TASK GOAL
Search the data for the string "edges" and extract every line where it appears.

RECORDED DATA
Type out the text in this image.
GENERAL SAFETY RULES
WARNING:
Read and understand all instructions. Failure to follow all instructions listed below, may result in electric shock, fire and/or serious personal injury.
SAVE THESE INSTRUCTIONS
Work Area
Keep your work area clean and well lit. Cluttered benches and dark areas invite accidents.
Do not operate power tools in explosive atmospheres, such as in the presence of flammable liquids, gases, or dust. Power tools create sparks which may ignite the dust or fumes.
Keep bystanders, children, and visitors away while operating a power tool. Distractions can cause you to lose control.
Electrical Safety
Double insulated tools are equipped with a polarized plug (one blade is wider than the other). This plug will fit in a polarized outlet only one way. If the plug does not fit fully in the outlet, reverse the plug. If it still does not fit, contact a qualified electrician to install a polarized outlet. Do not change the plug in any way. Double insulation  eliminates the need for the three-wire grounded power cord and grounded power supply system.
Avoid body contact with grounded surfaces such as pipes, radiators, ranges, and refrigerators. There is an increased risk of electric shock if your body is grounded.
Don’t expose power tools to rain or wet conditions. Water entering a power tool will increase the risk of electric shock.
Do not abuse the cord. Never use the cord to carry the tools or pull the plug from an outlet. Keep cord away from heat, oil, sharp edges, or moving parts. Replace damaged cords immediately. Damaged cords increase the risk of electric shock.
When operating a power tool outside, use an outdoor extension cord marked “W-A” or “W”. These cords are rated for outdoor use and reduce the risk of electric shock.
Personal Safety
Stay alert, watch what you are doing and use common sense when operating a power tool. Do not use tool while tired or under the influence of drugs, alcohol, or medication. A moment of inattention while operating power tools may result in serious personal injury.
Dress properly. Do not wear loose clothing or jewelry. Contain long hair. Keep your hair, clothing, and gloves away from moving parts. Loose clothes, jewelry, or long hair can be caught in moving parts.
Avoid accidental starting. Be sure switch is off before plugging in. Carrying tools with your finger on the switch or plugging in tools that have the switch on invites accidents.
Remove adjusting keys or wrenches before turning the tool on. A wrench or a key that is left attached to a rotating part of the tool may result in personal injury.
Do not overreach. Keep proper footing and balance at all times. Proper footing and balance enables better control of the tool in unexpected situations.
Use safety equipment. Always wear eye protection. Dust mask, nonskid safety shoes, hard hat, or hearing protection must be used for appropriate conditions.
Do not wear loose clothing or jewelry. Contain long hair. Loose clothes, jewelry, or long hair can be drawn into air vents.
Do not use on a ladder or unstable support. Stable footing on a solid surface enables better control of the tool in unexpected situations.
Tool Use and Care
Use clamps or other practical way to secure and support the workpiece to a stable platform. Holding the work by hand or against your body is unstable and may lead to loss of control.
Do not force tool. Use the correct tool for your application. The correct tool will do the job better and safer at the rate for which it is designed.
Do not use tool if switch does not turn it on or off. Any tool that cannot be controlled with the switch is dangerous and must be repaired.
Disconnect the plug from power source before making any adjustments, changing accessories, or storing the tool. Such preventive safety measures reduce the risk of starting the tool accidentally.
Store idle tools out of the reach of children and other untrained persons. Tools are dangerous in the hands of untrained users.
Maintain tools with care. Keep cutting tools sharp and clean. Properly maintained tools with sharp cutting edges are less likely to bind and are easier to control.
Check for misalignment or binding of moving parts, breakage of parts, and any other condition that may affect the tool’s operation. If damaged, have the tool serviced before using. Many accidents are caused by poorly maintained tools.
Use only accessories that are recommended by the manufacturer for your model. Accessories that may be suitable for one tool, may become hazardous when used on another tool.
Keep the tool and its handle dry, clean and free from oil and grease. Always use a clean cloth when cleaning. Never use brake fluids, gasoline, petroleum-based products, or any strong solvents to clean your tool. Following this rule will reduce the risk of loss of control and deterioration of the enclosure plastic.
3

EXERCISE SOLUTION
Do not abuse the cord. Never use the cord to carry the tools or pull the plug from an outlet. Keep cord away from heat, oil, sharp edges, or moving parts. Replace damaged cords immediately. Damaged cords increase the risk of electric shock.
Maintain tools with care. Keep cutting tools sharp and clean. Properly maintained tools with sharp cutting edges are less likely to bind and are easier to control.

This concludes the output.